同じようなことが多分、アジアで創られるとしたらその敵国は日本であろう。そう言えば50年前にイタリアに初めて行った時、虎のように描かれたヤマシタ将軍のポスターを街中で見かけたことを思い出した。

 ここ何週間は「大忠臣蔵」という1971年に放映されたテレビドラマを見ている。一年間毎週1時間のドラマとして放映されたらしいので全52話のドラマらしく、今日あたりで丁度半分見たことになる。忠臣蔵はひと昔前の年末には必ずどこかで新作の映画が封切られた気がしている。クライマックスは討ち入りの12月14日である。主君の仇を討つという設定が日本人に一種のカタルシスをあたえるようだ。全員で泉岳寺まで歩く姿はまさに勝者の行進のようだが、それが事実なのが凄い。
 しかし、現在はそこになんらリアリティーを感じないし、憧れのようなものや、感動を呼ぶようなことが無くなったのかで、12月14日に忠臣蔵関連のニュースが放映されるどころか、だれの口端にも上ることは最近なくなっている?
 したがって、「大忠臣蔵」という民法初の大河ドラマが3年の準備期間を終えて1971年に放映され最高視聴率で40%近い数字ただき出したことに古き良き時代の国民心情の
機微を感じてしまう。

 忠臣蔵の映画は記憶の彼方にあるものばかりだが、だいたい2時間前後にまとめられているので各映画会社のそれは基本的に似たり寄ったりのものになってしまうので各社の違いはキャスト陣にゆだねられることになる。したがって、忠臣蔵はその映画会社の看板役者が演じることになるのは必定である。
 パターン化された忠臣蔵を一年間で演じるのは脚本的にも大変だろうなと思ってみていた。それを考えると確かにタイトルの大忠臣蔵の「大」の意味が今更ながら納得がいく。

**作業内容**
抜粋本文によると、テレビドラマ「大忠臣蔵」は何年に放映されましたか。

**提示データ**
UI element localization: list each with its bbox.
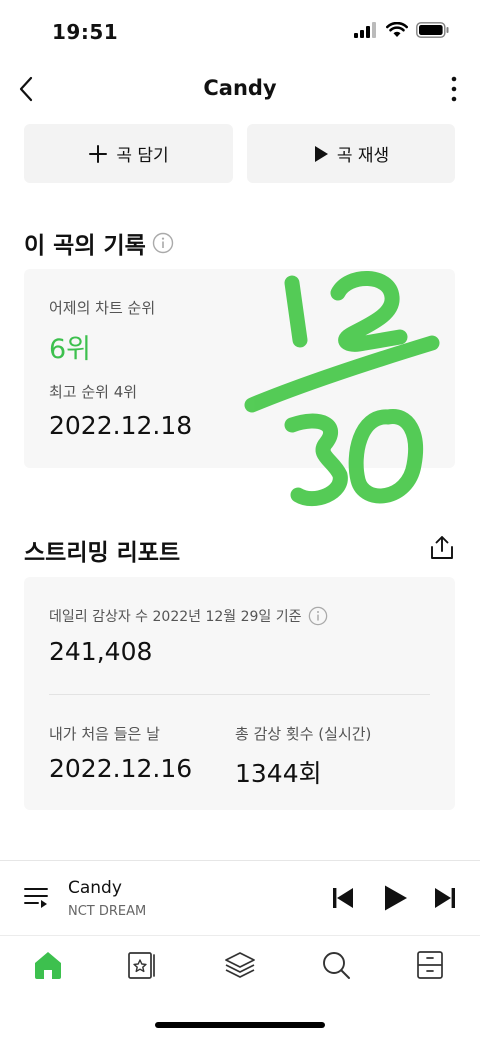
tab-search[interactable] <box>318 947 354 983</box>
status-time: 19:51 <box>52 20 119 44</box>
nav-bar: Candy <box>0 62 480 116</box>
daily-listeners-value: 241,408 <box>49 637 153 666</box>
home-icon <box>35 952 61 979</box>
tab-storage[interactable] <box>412 947 448 983</box>
page-title: Candy <box>203 76 277 100</box>
search-icon <box>323 952 350 979</box>
tab-home[interactable] <box>30 947 66 983</box>
signal-icon <box>354 22 376 38</box>
total-plays-label: 총 감상 횟수 (실시간) <box>235 725 372 743</box>
playlist-icon[interactable] <box>24 886 50 910</box>
next-track-icon[interactable] <box>434 887 456 909</box>
best-rank-date: 2022.12.18 <box>49 411 193 440</box>
star-album-icon <box>128 952 155 979</box>
play-song-button[interactable]: 곡 재생 <box>247 124 455 183</box>
mini-player-title: Candy <box>68 878 122 898</box>
first-listen-label: 내가 처음 들은 날 <box>49 725 160 743</box>
yesterday-rank-label: 어제의 차트 순위 <box>49 299 156 317</box>
total-plays-value: 1344회 <box>235 759 322 788</box>
report-section-title: 스트리밍 리포트 <box>24 533 180 567</box>
status-icons <box>354 22 450 38</box>
best-rank-label: 최고 순위 4위 <box>49 383 138 401</box>
record-section-title: 이 곡의 기록 <box>24 226 174 260</box>
daily-listeners-label-row: 데일리 감상자 수 2022년 12월 29일 기준 <box>49 606 328 626</box>
share-icon[interactable] <box>428 534 456 562</box>
info-icon[interactable] <box>308 606 328 626</box>
status-bar: 19:51 <box>0 0 480 62</box>
play-icon[interactable] <box>383 884 409 912</box>
info-icon[interactable] <box>152 232 174 254</box>
tab-bar <box>0 937 480 997</box>
add-song-label: 곡 담기 <box>116 146 169 166</box>
play-song-label: 곡 재생 <box>336 146 390 166</box>
record-title-text: 이 곡의 기록 <box>24 233 146 259</box>
tab-library[interactable] <box>124 947 160 983</box>
divider <box>49 694 430 695</box>
record-card: 어제의 차트 순위 6위 최고 순위 4위 2022.12.18 <box>24 269 455 468</box>
wifi-icon <box>386 22 408 37</box>
home-indicator <box>155 1022 325 1028</box>
previous-track-icon[interactable] <box>332 887 354 909</box>
more-options-icon[interactable] <box>446 74 462 104</box>
mini-player[interactable]: Candy NCT DREAM <box>0 860 480 936</box>
yesterday-rank-value: 6위 <box>49 334 92 365</box>
play-icon <box>314 145 328 162</box>
plus-icon <box>89 144 108 163</box>
first-listen-value: 2022.12.16 <box>49 754 193 783</box>
report-title-text: 스트리밍 리포트 <box>24 540 181 566</box>
battery-icon <box>416 22 449 38</box>
add-song-button[interactable]: 곡 담기 <box>24 124 233 183</box>
tab-playlists[interactable] <box>222 947 258 983</box>
report-card: 데일리 감상자 수 2022년 12월 29일 기준 241,408 내가 처음… <box>24 577 455 810</box>
drawer-icon <box>417 951 443 979</box>
layers-icon <box>225 952 255 978</box>
daily-listeners-label: 데일리 감상자 수 2022년 12월 29일 기준 <box>49 609 302 625</box>
mini-player-artist: NCT DREAM <box>68 904 147 919</box>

**課題への回答**
「大忠臣蔵」は1971年に放映されました。